[JOB]
Please print the full listing exactly.

[DATA IN THIS EXERCISE]
+ + + +

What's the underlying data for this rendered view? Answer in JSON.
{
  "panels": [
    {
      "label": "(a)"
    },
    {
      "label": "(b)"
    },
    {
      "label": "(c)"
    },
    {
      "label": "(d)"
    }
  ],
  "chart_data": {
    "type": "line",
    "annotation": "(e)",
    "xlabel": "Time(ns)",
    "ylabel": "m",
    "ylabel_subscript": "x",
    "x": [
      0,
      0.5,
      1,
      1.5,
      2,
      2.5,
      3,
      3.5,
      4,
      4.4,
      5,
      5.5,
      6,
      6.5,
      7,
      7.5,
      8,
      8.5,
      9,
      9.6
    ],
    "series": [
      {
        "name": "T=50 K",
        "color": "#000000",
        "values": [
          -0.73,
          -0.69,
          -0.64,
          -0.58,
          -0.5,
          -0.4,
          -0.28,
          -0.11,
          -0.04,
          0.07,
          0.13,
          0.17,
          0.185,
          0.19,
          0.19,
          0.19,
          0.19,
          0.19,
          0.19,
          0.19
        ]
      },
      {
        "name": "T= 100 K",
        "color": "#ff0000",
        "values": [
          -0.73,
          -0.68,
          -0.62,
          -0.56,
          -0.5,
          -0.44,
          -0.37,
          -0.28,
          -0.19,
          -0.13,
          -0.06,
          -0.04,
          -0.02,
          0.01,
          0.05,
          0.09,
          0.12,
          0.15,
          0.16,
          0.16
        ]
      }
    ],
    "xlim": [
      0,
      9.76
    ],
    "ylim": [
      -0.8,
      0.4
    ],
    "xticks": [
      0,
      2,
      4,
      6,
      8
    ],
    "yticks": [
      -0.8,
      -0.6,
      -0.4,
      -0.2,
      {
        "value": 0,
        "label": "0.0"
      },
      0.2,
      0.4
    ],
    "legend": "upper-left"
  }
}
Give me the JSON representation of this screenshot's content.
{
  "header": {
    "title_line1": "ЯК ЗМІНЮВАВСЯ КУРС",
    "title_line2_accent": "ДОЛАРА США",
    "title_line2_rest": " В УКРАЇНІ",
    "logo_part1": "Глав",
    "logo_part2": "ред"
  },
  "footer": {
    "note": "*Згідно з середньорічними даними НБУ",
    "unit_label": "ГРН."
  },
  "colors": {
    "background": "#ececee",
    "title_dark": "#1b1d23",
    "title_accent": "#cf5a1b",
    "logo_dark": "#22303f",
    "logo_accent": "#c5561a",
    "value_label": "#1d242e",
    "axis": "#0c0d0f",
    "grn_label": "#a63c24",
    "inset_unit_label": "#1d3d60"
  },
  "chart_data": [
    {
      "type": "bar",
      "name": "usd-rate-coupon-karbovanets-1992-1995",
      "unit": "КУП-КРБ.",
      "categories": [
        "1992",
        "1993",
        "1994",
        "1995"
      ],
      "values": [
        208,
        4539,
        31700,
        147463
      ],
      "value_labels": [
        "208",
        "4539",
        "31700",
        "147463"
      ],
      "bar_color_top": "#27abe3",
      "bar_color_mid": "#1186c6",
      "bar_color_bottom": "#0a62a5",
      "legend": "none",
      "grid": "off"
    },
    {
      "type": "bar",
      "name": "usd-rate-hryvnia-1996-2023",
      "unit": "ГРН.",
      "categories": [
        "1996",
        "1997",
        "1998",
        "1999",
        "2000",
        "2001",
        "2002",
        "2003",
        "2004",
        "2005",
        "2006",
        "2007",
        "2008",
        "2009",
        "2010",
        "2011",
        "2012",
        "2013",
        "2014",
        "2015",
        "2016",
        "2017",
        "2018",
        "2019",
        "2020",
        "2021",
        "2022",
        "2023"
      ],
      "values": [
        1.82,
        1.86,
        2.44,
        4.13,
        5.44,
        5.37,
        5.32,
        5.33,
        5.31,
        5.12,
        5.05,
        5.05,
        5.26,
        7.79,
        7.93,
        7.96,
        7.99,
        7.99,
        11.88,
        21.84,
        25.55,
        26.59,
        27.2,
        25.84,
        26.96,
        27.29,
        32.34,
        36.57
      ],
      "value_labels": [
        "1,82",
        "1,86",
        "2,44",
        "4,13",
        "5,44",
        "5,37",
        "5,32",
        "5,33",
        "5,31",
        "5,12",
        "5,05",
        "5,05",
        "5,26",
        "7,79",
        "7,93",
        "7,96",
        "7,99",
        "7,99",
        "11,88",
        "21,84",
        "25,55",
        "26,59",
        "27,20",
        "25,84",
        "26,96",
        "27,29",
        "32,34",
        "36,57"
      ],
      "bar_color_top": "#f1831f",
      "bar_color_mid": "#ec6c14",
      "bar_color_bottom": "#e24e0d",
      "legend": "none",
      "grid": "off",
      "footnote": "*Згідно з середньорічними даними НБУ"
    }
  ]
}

+ + + +

[OUTPUT]
What's the underlying data for this rendered view? Answer in JSON.
{
  "panels": [
    {
      "label": "(a)"
    },
    {
      "label": "(b)"
    },
    {
      "label": "(c)"
    },
    {
      "label": "(d)"
    }
  ],
  "chart_data": {
    "type": "line",
    "annotation": "(e)",
    "xlabel": "Time(ns)",
    "ylabel": "m",
    "ylabel_subscript": "x",
    "x": [
      0,
      0.5,
      1,
      1.5,
      2,
      2.5,
      3,
      3.5,
      4,
      4.4,
      5,
      5.5,
      6,
      6.5,
      7,
      7.5,
      8,
      8.5,
      9,
      9.6
    ],
    "series": [
      {
        "name": "T=50 K",
        "color": "#000000",
        "values": [
          -0.73,
          -0.69,
          -0.64,
          -0.58,
          -0.5,
          -0.4,
          -0.28,
          -0.11,
          -0.04,
          0.07,
          0.13,
          0.17,
          0.185,
          0.19,
          0.19,
          0.19,
          0.19,
          0.19,
          0.19,
          0.19
        ]
      },
      {
        "name": "T= 100 K",
        "color": "#ff0000",
        "values": [
          -0.73,
          -0.68,
          -0.62,
          -0.56,
          -0.5,
          -0.44,
          -0.37,
          -0.28,
          -0.19,
          -0.13,
          -0.06,
          -0.04,
          -0.02,
          0.01,
          0.05,
          0.09,
          0.12,
          0.15,
          0.16,
          0.16
        ]
      }
    ],
    "xlim": [
      0,
      9.76
    ],
    "ylim": [
      -0.8,
      0.4
    ],
    "xticks": [
      0,
      2,
      4,
      6,
      8
    ],
    "yticks": [
      -0.8,
      -0.6,
      -0.4,
      -0.2,
      {
        "value": 0,
        "label": "0.0"
      },
      0.2,
      0.4
    ],
    "legend": "upper-left"
  }
}
Give me the JSON representation of this screenshot's content.
{
  "header": {
    "title_line1": "ЯК ЗМІНЮВАВСЯ КУРС",
    "title_line2_accent": "ДОЛАРА США",
    "title_line2_rest": " В УКРАЇНІ",
    "logo_part1": "Глав",
    "logo_part2": "ред"
  },
  "footer": {
    "note": "*Згідно з середньорічними даними НБУ",
    "unit_label": "ГРН."
  },
  "colors": {
    "background": "#ececee",
    "title_dark": "#1b1d23",
    "title_accent": "#cf5a1b",
    "logo_dark": "#22303f",
    "logo_accent": "#c5561a",
    "value_label": "#1d242e",
    "axis": "#0c0d0f",
    "grn_label": "#a63c24",
    "inset_unit_label": "#1d3d60"
  },
  "chart_data": [
    {
      "type": "bar",
      "name": "usd-rate-coupon-karbovanets-1992-1995",
      "unit": "КУП-КРБ.",
      "categories": [
        "1992",
        "1993",
        "1994",
        "1995"
      ],
      "values": [
        208,
        4539,
        31700,
        147463
      ],
      "value_labels": [
        "208",
        "4539",
        "31700",
        "147463"
      ],
      "bar_color_top": "#27abe3",
      "bar_color_mid": "#1186c6",
      "bar_color_bottom": "#0a62a5",
      "legend": "none",
      "grid": "off"
    },
    {
      "type": "bar",
      "name": "usd-rate-hryvnia-1996-2023",
      "unit": "ГРН.",
      "categories": [
        "1996",
        "1997",
        "1998",
        "1999",
        "2000",
        "2001",
        "2002",
        "2003",
        "2004",
        "2005",
        "2006",
        "2007",
        "2008",
        "2009",
        "2010",
        "2011",
        "2012",
        "2013",
        "2014",
        "2015",
        "2016",
        "2017",
        "2018",
        "2019",
        "2020",
        "2021",
        "2022",
        "2023"
      ],
      "values": [
        1.82,
        1.86,
        2.44,
        4.13,
        5.44,
        5.37,
        5.32,
        5.33,
        5.31,
        5.12,
        5.05,
        5.05,
        5.26,
        7.79,
        7.93,
        7.96,
        7.99,
        7.99,
        11.88,
        21.84,
        25.55,
        26.59,
        27.2,
        25.84,
        26.96,
        27.29,
        32.34,
        36.57
      ],
      "value_labels": [
        "1,82",
        "1,86",
        "2,44",
        "4,13",
        "5,44",
        "5,37",
        "5,32",
        "5,33",
        "5,31",
        "5,12",
        "5,05",
        "5,05",
        "5,26",
        "7,79",
        "7,93",
        "7,96",
        "7,99",
        "7,99",
        "11,88",
        "21,84",
        "25,55",
        "26,59",
        "27,20",
        "25,84",
        "26,96",
        "27,29",
        "32,34",
        "36,57"
      ],
      "bar_color_top": "#f1831f",
      "bar_color_mid": "#ec6c14",
      "bar_color_bottom": "#e24e0d",
      "legend": "none",
      "grid": "off",
      "footnote": "*Згідно з середньорічними даними НБУ"
    }
  ]
}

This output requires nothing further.